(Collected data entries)
---+---

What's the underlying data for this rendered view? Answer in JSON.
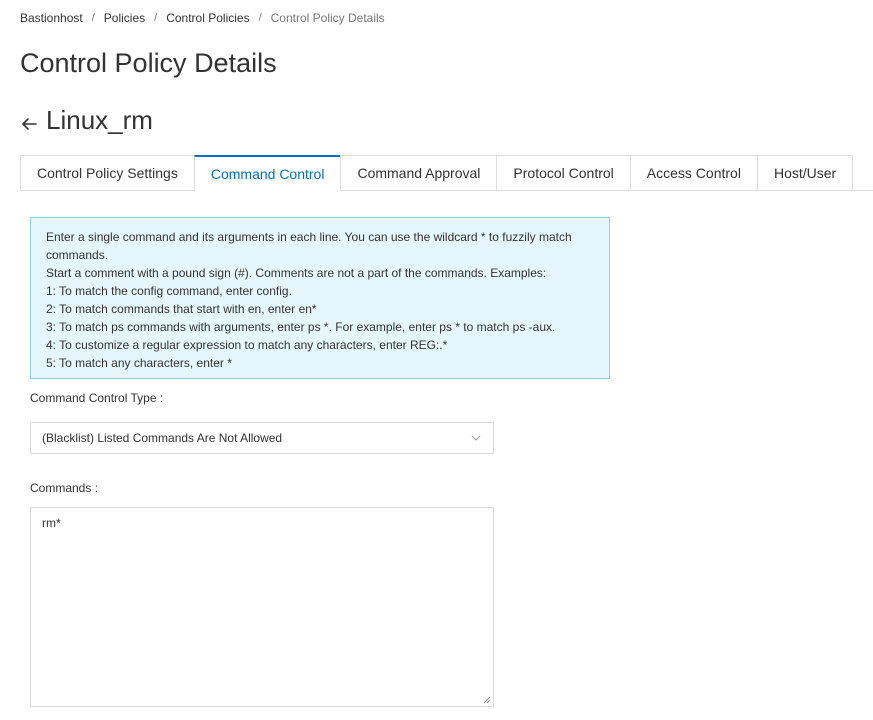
{
  "breadcrumb": {
    "items": [
      "Bastionhost",
      "Policies",
      "Control Policies"
    ],
    "current": "Control Policy Details",
    "separator": "/"
  },
  "page": {
    "title": "Control Policy Details",
    "policy_name": "Linux_rm"
  },
  "tabs": [
    {
      "label": "Control Policy Settings",
      "active": false
    },
    {
      "label": "Command Control",
      "active": true
    },
    {
      "label": "Command Approval",
      "active": false
    },
    {
      "label": "Protocol Control",
      "active": false
    },
    {
      "label": "Access Control",
      "active": false
    },
    {
      "label": "Host/User",
      "active": false
    }
  ],
  "info": {
    "lines": [
      "Enter a single command and its arguments in each line. You can use the wildcard * to fuzzily match commands.",
      "Start a comment with a pound sign (#). Comments are not a part of the commands. Examples:",
      "1: To match the config command, enter config.",
      "2: To match commands that start with en, enter en*",
      "3: To match ps commands with arguments, enter ps *. For example, enter ps * to match ps -aux.",
      "4: To customize a regular expression to match any characters, enter REG:.*",
      "5: To match any characters, enter *"
    ]
  },
  "form": {
    "control_type_label": "Command Control Type :",
    "control_type_value": "(Blacklist) Listed Commands Are Not Allowed",
    "commands_label": "Commands :",
    "commands_value": "rm*"
  },
  "icons": {
    "back": "arrow-left-icon",
    "select": "chevron-down-icon",
    "resize": "resize-handle-icon"
  },
  "colors": {
    "accent": "#0070cc",
    "info_bg": "#e5f7fc",
    "info_border": "#88d4e8"
  }
}
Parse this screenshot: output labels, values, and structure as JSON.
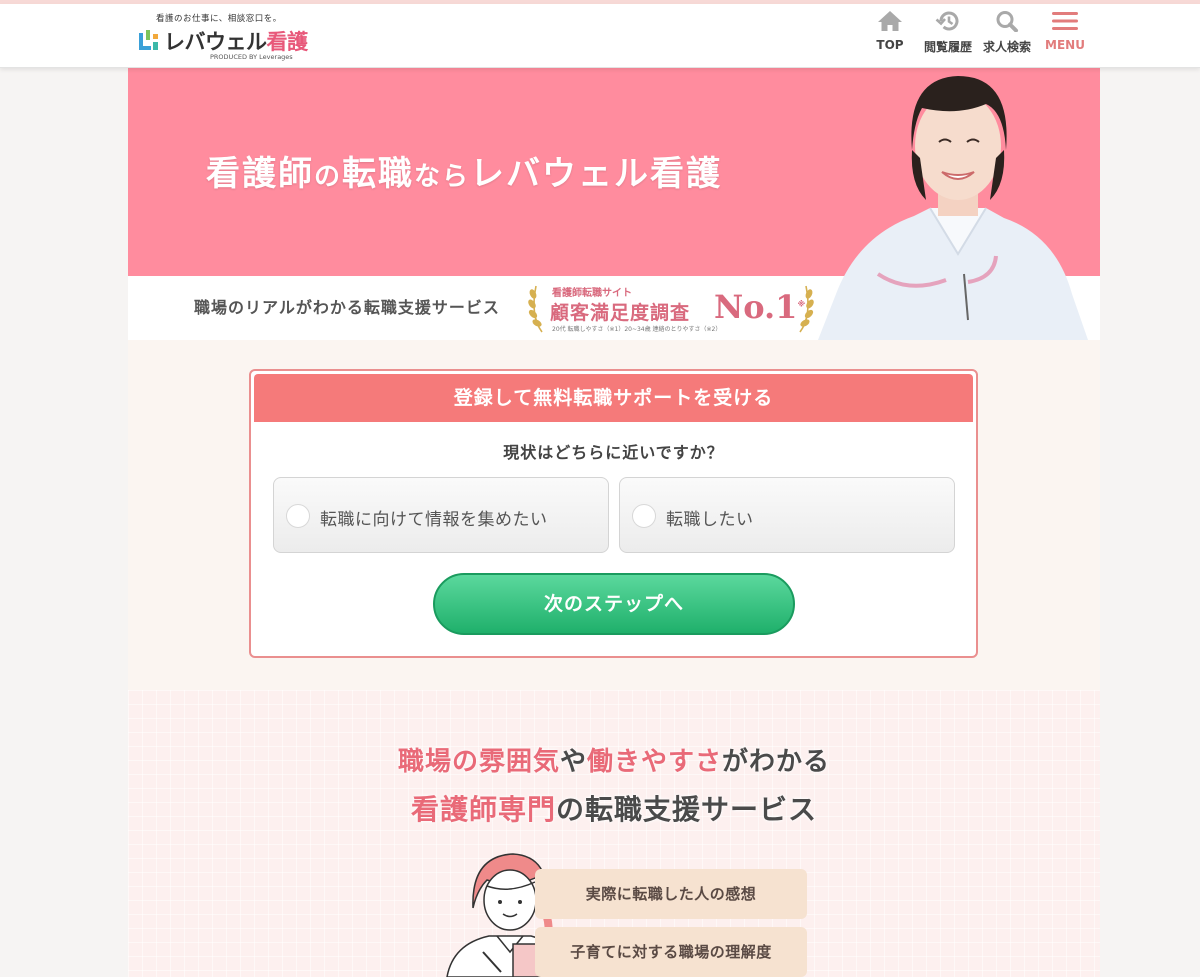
{
  "header": {
    "logo": {
      "tagline": "看護のお仕事に、相談窓口を。",
      "name_main": "レバウェル",
      "name_accent": "看護",
      "produced_by": "PRODUCED BY Leverages"
    },
    "nav": [
      {
        "label": "TOP",
        "icon": "home-icon"
      },
      {
        "label": "閲覧履歴",
        "icon": "history-icon"
      },
      {
        "label": "求人検索",
        "icon": "search-icon"
      },
      {
        "label": "MENU",
        "icon": "hamburger-icon"
      }
    ]
  },
  "hero": {
    "title_part1": "看護師",
    "title_part2": "の",
    "title_part3": "転職",
    "title_part4": "なら",
    "title_part5": "レバウェル看護",
    "subtitle": "職場のリアルがわかる転職支援サービス",
    "award": {
      "caption": "看護師転職サイト",
      "main": "顧客満足度調査",
      "rank": "No.1",
      "mark": "※",
      "note": "20代 転職しやすさ（※1）20~34歳 連絡のとりやすさ（※2）"
    },
    "bg_color": "#ff8c9e"
  },
  "form": {
    "header": "登録して無料転職サポートを受ける",
    "question": "現状はどちらに近いですか？",
    "options": [
      "転職に向けて情報を集めたい",
      "転職したい"
    ],
    "next_button": "次のステップへ",
    "accent_color": "#f57a7a",
    "button_color": "#2cbf78"
  },
  "features": {
    "line1": {
      "hl1": "職場の雰囲気",
      "t1": "や",
      "hl2": "働きやすさ",
      "t2": "がわかる"
    },
    "line2": {
      "hl1": "看護師専門",
      "t1": "の転職支援サービス"
    },
    "items": [
      "実際に転職した人の感想",
      "子育てに対する職場の理解度"
    ],
    "highlight_color": "#e96a78"
  }
}
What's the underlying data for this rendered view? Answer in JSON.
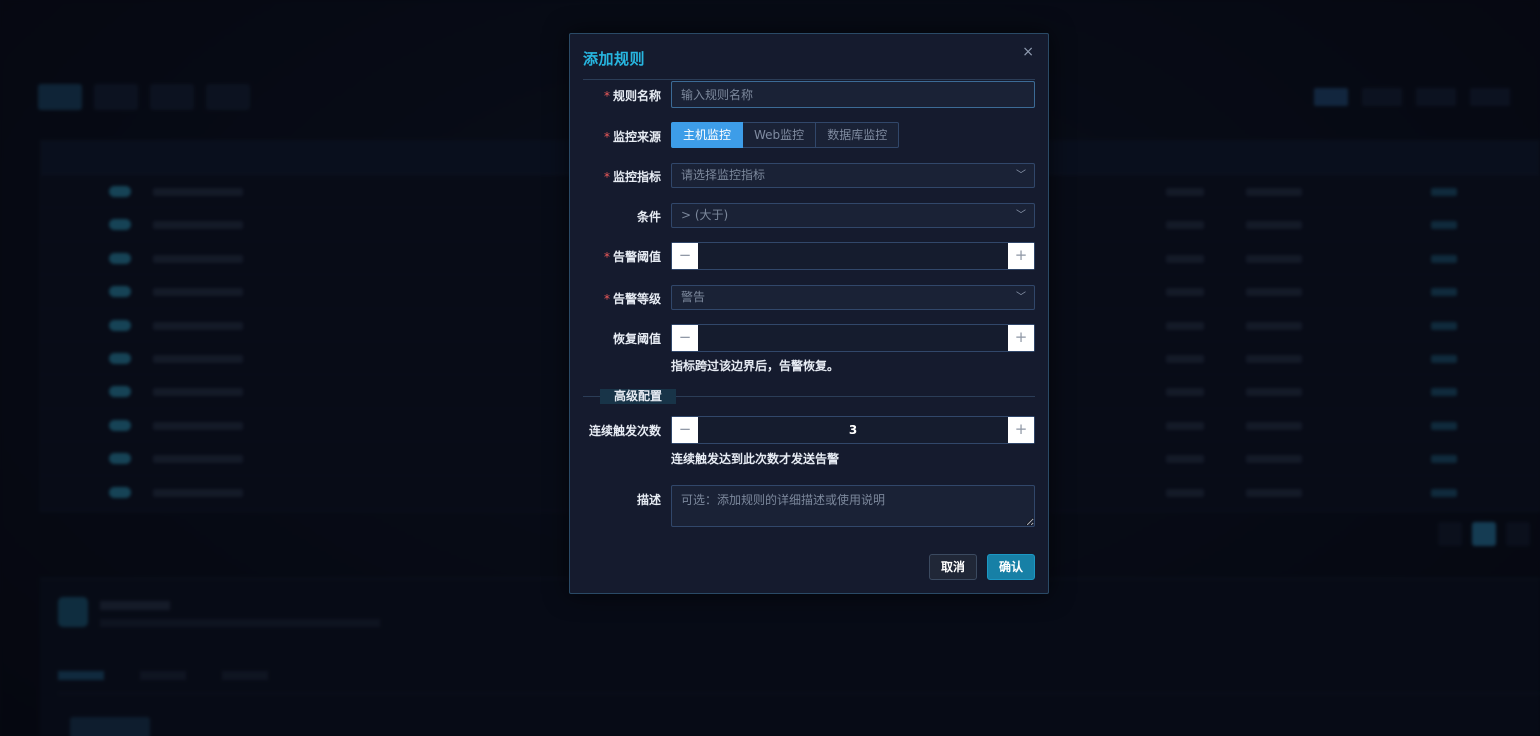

---+---

Exercise goal
Pictures are excluded; output everything else in the data verbatim.

Solved exercise
What's the underlying data for this rendered view? Answer in JSON.
{
  "breadcrumb": {
    "items": [
      "Bastionhost",
      "Policies",
      "Control Policies"
    ],
    "current": "Control Policy Details",
    "separator": "/"
  },
  "page": {
    "title": "Control Policy Details",
    "policy_name": "Linux_rm"
  },
  "tabs": [
    {
      "label": "Control Policy Settings",
      "active": false
    },
    {
      "label": "Command Control",
      "active": true
    },
    {
      "label": "Command Approval",
      "active": false
    },
    {
      "label": "Protocol Control",
      "active": false
    },
    {
      "label": "Access Control",
      "active": false
    },
    {
      "label": "Host/User",
      "active": false
    }
  ],
  "info": {
    "lines": [
      "Enter a single command and its arguments in each line. You can use the wildcard * to fuzzily match commands.",
      "Start a comment with a pound sign (#). Comments are not a part of the commands. Examples:",
      "1: To match the config command, enter config.",
      "2: To match commands that start with en, enter en*",
      "3: To match ps commands with arguments, enter ps *. For example, enter ps * to match ps -aux.",
      "4: To customize a regular expression to match any characters, enter REG:.*",
      "5: To match any characters, enter *"
    ]
  },
  "form": {
    "control_type_label": "Command Control Type :",
    "control_type_value": "(Blacklist) Listed Commands Are Not Allowed",
    "commands_label": "Commands :",
    "commands_value": "rm*"
  },
  "icons": {
    "back": "arrow-left-icon",
    "select": "chevron-down-icon",
    "resize": "resize-handle-icon"
  },
  "colors": {
    "accent": "#0070cc",
    "info_bg": "#e5f7fc",
    "info_border": "#88d4e8"
  }
}
Parse this screenshot: output labels, values, and structure as JSON.
{
  "header": {
    "logo": {
      "tagline": "看護のお仕事に、相談窓口を。",
      "name_main": "レバウェル",
      "name_accent": "看護",
      "produced_by": "PRODUCED BY Leverages"
    },
    "nav": [
      {
        "label": "TOP",
        "icon": "home-icon"
      },
      {
        "label": "閲覧履歴",
        "icon": "history-icon"
      },
      {
        "label": "求人検索",
        "icon": "search-icon"
      },
      {
        "label": "MENU",
        "icon": "hamburger-icon"
      }
    ]
  },
  "hero": {
    "title_part1": "看護師",
    "title_part2": "の",
    "title_part3": "転職",
    "title_part4": "なら",
    "title_part5": "レバウェル看護",
    "subtitle": "職場のリアルがわかる転職支援サービス",
    "award": {
      "caption": "看護師転職サイト",
      "main": "顧客満足度調査",
      "rank": "No.1",
      "mark": "※",
      "note": "20代 転職しやすさ（※1）20~34歳 連絡のとりやすさ（※2）"
    },
    "bg_color": "#ff8c9e"
  },
  "form": {
    "header": "登録して無料転職サポートを受ける",
    "question": "現状はどちらに近いですか？",
    "options": [
      "転職に向けて情報を集めたい",
      "転職したい"
    ],
    "next_button": "次のステップへ",
    "accent_color": "#f57a7a",
    "button_color": "#2cbf78"
  },
  "features": {
    "line1": {
      "hl1": "職場の雰囲気",
      "t1": "や",
      "hl2": "働きやすさ",
      "t2": "がわかる"
    },
    "line2": {
      "hl1": "看護師専門",
      "t1": "の転職支援サービス"
    },
    "items": [
      "実際に転職した人の感想",
      "子育てに対する職場の理解度"
    ],
    "highlight_color": "#e96a78"
  }
}
What's the underlying data for this rendered view? Answer in JSON.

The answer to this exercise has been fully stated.